> La consigne
Veuillez indiquer si chacune des affirmations suivantes concorde avec l'extrait sur la transition en Égypte : répondez par oui ou par non et citez les mots décisifs de l'extrait.
(a) Hosni Moubarak a annoncé qu'il ne se présenterait pas pour un septième mandat.
(b) Les manifestants se trouvaient place Tahrir, dans le nord du Caire.
(c) Hosni Moubarak était au pouvoir depuis 20 ans.

> Extrait du texte
----

BFMTV
International

Washington juge que l'heure de la transition a sonné en Egypte

Manifestants place Tahrir, dans le centre du Caire, pendant la retransmission du discours télévisé de Hosni Moubarak. Le président égyptien a annoncé qu'après 30 ans de règne, il ne briguerait pas un septième mandat lors de la prochaine présidentielle en

Manifestants place Tahrir, dans le centre du Caire, pendant la retransmission du discours télévisé de Hosni Moubarak. Le président égyptien a annoncé qu'après 30 ans de règne, il ne briguerait pas un septième mandat lors de la prochaine présidentielle en - -

par Caren Bohan et Andrew Quinn WASHINGTON/LE CAIRE (Reuters) - A quelques heures d'intervalle, Hosni Moubarak et Barack Obama ont reconnu mardi...

----

> Extrait des données
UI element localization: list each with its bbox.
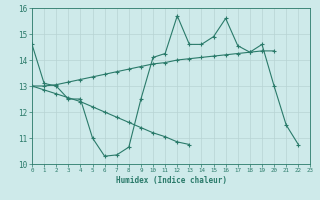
X-axis label: Humidex (Indice chaleur): Humidex (Indice chaleur) [116,176,227,185]
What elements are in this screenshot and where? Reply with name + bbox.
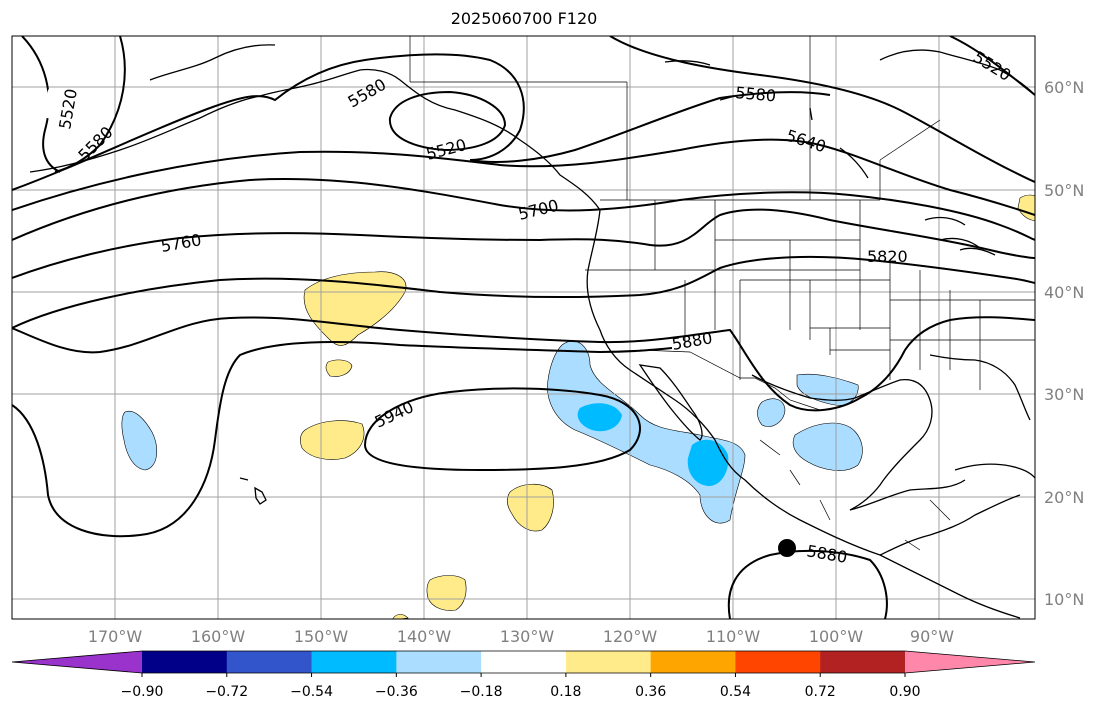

----

> Réponse rédigée
(a) Oui : « il ne briguerait pas un septième mandat ».
(b) Non : « place Tahrir, dans le centre du Caire ».
(c) Non : « après 30 ans de règne ».